BEGIN Record extracts

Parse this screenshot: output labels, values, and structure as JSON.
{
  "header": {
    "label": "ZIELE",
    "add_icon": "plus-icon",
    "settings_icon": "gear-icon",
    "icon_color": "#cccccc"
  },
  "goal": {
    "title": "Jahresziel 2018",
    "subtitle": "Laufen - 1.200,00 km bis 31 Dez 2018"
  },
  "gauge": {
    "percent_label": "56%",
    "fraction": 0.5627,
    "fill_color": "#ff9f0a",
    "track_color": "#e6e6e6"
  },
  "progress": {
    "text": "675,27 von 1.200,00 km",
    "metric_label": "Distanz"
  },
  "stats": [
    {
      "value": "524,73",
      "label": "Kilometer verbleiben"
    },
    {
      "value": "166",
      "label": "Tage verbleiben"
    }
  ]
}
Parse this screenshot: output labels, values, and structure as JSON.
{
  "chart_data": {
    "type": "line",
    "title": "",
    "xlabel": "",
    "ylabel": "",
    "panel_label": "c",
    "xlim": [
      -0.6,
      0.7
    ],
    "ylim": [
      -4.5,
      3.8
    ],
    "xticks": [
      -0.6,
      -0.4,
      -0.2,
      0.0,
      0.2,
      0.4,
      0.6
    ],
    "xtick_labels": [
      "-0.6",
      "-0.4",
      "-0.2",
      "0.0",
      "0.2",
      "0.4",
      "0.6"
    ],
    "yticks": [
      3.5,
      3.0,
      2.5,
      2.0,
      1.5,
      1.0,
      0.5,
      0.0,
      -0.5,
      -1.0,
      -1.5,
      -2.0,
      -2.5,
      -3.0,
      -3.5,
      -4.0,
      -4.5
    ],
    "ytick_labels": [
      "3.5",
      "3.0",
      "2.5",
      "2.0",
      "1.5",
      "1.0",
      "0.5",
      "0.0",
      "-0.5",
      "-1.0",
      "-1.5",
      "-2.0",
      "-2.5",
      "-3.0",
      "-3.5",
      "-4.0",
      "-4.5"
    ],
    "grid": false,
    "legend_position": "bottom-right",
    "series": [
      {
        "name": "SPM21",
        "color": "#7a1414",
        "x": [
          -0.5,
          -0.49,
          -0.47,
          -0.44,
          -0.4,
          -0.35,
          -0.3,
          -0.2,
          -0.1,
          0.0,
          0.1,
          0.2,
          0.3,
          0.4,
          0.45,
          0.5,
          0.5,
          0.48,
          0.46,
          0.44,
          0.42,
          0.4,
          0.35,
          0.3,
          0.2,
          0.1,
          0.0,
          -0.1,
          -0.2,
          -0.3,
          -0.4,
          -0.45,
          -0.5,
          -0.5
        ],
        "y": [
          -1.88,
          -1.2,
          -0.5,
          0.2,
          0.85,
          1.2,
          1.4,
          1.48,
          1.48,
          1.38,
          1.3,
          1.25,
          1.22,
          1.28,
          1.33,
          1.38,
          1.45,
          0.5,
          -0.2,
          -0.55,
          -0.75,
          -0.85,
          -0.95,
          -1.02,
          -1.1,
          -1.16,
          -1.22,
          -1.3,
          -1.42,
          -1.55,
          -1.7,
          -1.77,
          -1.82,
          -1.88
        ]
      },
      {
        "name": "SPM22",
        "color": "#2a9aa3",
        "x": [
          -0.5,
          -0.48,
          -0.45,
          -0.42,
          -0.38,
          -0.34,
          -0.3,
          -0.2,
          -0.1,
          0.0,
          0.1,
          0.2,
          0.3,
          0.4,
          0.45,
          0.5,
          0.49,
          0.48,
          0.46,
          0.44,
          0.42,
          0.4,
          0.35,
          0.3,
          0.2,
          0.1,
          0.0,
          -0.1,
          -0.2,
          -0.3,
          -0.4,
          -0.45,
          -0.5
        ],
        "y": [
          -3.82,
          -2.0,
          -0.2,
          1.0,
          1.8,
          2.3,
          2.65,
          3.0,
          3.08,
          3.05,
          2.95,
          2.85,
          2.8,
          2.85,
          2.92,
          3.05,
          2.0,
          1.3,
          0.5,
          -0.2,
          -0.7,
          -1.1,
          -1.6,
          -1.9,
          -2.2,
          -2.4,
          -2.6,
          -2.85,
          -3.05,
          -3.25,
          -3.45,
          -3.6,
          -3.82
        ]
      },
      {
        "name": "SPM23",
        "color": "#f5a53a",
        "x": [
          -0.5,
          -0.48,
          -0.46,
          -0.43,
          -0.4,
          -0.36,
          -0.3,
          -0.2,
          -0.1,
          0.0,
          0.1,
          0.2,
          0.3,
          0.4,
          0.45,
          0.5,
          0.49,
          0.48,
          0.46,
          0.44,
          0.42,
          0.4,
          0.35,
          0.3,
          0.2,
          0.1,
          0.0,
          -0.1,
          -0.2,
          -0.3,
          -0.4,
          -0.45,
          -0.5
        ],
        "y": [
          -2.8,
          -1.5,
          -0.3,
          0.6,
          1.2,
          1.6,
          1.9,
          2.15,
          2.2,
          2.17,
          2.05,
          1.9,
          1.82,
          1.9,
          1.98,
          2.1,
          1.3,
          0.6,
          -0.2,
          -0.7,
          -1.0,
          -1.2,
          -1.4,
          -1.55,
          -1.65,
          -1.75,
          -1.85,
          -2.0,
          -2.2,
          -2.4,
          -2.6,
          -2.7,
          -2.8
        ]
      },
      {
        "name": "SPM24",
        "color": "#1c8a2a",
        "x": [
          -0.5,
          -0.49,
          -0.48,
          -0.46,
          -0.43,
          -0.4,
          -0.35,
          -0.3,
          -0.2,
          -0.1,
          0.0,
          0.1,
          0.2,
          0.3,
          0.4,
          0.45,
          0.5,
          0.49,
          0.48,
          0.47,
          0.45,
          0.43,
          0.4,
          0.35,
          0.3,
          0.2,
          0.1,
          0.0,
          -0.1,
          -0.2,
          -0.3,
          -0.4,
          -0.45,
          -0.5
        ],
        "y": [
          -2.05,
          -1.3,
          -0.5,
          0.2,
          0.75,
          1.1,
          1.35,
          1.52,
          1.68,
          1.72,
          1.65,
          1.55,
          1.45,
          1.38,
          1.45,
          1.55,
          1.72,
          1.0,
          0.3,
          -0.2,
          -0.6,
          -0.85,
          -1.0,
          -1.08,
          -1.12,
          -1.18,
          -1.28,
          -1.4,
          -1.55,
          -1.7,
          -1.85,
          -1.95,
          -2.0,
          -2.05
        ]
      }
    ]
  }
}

END Record extracts

Given problem: Word for word, quote all of the data above.

Exercise answer:
Parse this screenshot: output labels, values, and structure as JSON.
{
  "header": {
    "label": "ZIELE",
    "add_icon": "plus-icon",
    "settings_icon": "gear-icon",
    "icon_color": "#cccccc"
  },
  "goal": {
    "title": "Jahresziel 2018",
    "subtitle": "Laufen - 1.200,00 km bis 31 Dez 2018"
  },
  "gauge": {
    "percent_label": "56%",
    "fraction": 0.5627,
    "fill_color": "#ff9f0a",
    "track_color": "#e6e6e6"
  },
  "progress": {
    "text": "675,27 von 1.200,00 km",
    "metric_label": "Distanz"
  },
  "stats": [
    {
      "value": "524,73",
      "label": "Kilometer verbleiben"
    },
    {
      "value": "166",
      "label": "Tage verbleiben"
    }
  ]
}
Parse this screenshot: output labels, values, and structure as JSON.
{
  "chart_data": {
    "type": "line",
    "title": "",
    "xlabel": "",
    "ylabel": "",
    "panel_label": "c",
    "xlim": [
      -0.6,
      0.7
    ],
    "ylim": [
      -4.5,
      3.8
    ],
    "xticks": [
      -0.6,
      -0.4,
      -0.2,
      0.0,
      0.2,
      0.4,
      0.6
    ],
    "xtick_labels": [
      "-0.6",
      "-0.4",
      "-0.2",
      "0.0",
      "0.2",
      "0.4",
      "0.6"
    ],
    "yticks": [
      3.5,
      3.0,
      2.5,
      2.0,
      1.5,
      1.0,
      0.5,
      0.0,
      -0.5,
      -1.0,
      -1.5,
      -2.0,
      -2.5,
      -3.0,
      -3.5,
      -4.0,
      -4.5
    ],
    "ytick_labels": [
      "3.5",
      "3.0",
      "2.5",
      "2.0",
      "1.5",
      "1.0",
      "0.5",
      "0.0",
      "-0.5",
      "-1.0",
      "-1.5",
      "-2.0",
      "-2.5",
      "-3.0",
      "-3.5",
      "-4.0",
      "-4.5"
    ],
    "grid": false,
    "legend_position": "bottom-right",
    "series": [
      {
        "name": "SPM21",
        "color": "#7a1414",
        "x": [
          -0.5,
          -0.49,
          -0.47,
          -0.44,
          -0.4,
          -0.35,
          -0.3,
          -0.2,
          -0.1,
          0.0,
          0.1,
          0.2,
          0.3,
          0.4,
          0.45,
          0.5,
          0.5,
          0.48,
          0.46,
          0.44,
          0.42,
          0.4,
          0.35,
          0.3,
          0.2,
          0.1,
          0.0,
          -0.1,
          -0.2,
          -0.3,
          -0.4,
          -0.45,
          -0.5,
          -0.5
        ],
        "y": [
          -1.88,
          -1.2,
          -0.5,
          0.2,
          0.85,
          1.2,
          1.4,
          1.48,
          1.48,
          1.38,
          1.3,
          1.25,
          1.22,
          1.28,
          1.33,
          1.38,
          1.45,
          0.5,
          -0.2,
          -0.55,
          -0.75,
          -0.85,
          -0.95,
          -1.02,
          -1.1,
          -1.16,
          -1.22,
          -1.3,
          -1.42,
          -1.55,
          -1.7,
          -1.77,
          -1.82,
          -1.88
        ]
      },
      {
        "name": "SPM22",
        "color": "#2a9aa3",
        "x": [
          -0.5,
          -0.48,
          -0.45,
          -0.42,
          -0.38,
          -0.34,
          -0.3,
          -0.2,
          -0.1,
          0.0,
          0.1,
          0.2,
          0.3,
          0.4,
          0.45,
          0.5,
          0.49,
          0.48,
          0.46,
          0.44,
          0.42,
          0.4,
          0.35,
          0.3,
          0.2,
          0.1,
          0.0,
          -0.1,
          -0.2,
          -0.3,
          -0.4,
          -0.45,
          -0.5
        ],
        "y": [
          -3.82,
          -2.0,
          -0.2,
          1.0,
          1.8,
          2.3,
          2.65,
          3.0,
          3.08,
          3.05,
          2.95,
          2.85,
          2.8,
          2.85,
          2.92,
          3.05,
          2.0,
          1.3,
          0.5,
          -0.2,
          -0.7,
          -1.1,
          -1.6,
          -1.9,
          -2.2,
          -2.4,
          -2.6,
          -2.85,
          -3.05,
          -3.25,
          -3.45,
          -3.6,
          -3.82
        ]
      },
      {
        "name": "SPM23",
        "color": "#f5a53a",
        "x": [
          -0.5,
          -0.48,
          -0.46,
          -0.43,
          -0.4,
          -0.36,
          -0.3,
          -0.2,
          -0.1,
          0.0,
          0.1,
          0.2,
          0.3,
          0.4,
          0.45,
          0.5,
          0.49,
          0.48,
          0.46,
          0.44,
          0.42,
          0.4,
          0.35,
          0.3,
          0.2,
          0.1,
          0.0,
          -0.1,
          -0.2,
          -0.3,
          -0.4,
          -0.45,
          -0.5
        ],
        "y": [
          -2.8,
          -1.5,
          -0.3,
          0.6,
          1.2,
          1.6,
          1.9,
          2.15,
          2.2,
          2.17,
          2.05,
          1.9,
          1.82,
          1.9,
          1.98,
          2.1,
          1.3,
          0.6,
          -0.2,
          -0.7,
          -1.0,
          -1.2,
          -1.4,
          -1.55,
          -1.65,
          -1.75,
          -1.85,
          -2.0,
          -2.2,
          -2.4,
          -2.6,
          -2.7,
          -2.8
        ]
      },
      {
        "name": "SPM24",
        "color": "#1c8a2a",
        "x": [
          -0.5,
          -0.49,
          -0.48,
          -0.46,
          -0.43,
          -0.4,
          -0.35,
          -0.3,
          -0.2,
          -0.1,
          0.0,
          0.1,
          0.2,
          0.3,
          0.4,
          0.45,
          0.5,
          0.49,
          0.48,
          0.47,
          0.45,
          0.43,
          0.4,
          0.35,
          0.3,
          0.2,
          0.1,
          0.0,
          -0.1,
          -0.2,
          -0.3,
          -0.4,
          -0.45,
          -0.5
        ],
        "y": [
          -2.05,
          -1.3,
          -0.5,
          0.2,
          0.75,
          1.1,
          1.35,
          1.52,
          1.68,
          1.72,
          1.65,
          1.55,
          1.45,
          1.38,
          1.45,
          1.55,
          1.72,
          1.0,
          0.3,
          -0.2,
          -0.6,
          -0.85,
          -1.0,
          -1.08,
          -1.12,
          -1.18,
          -1.28,
          -1.4,
          -1.55,
          -1.7,
          -1.85,
          -1.95,
          -2.0,
          -2.05
        ]
      }
    ]
  }
}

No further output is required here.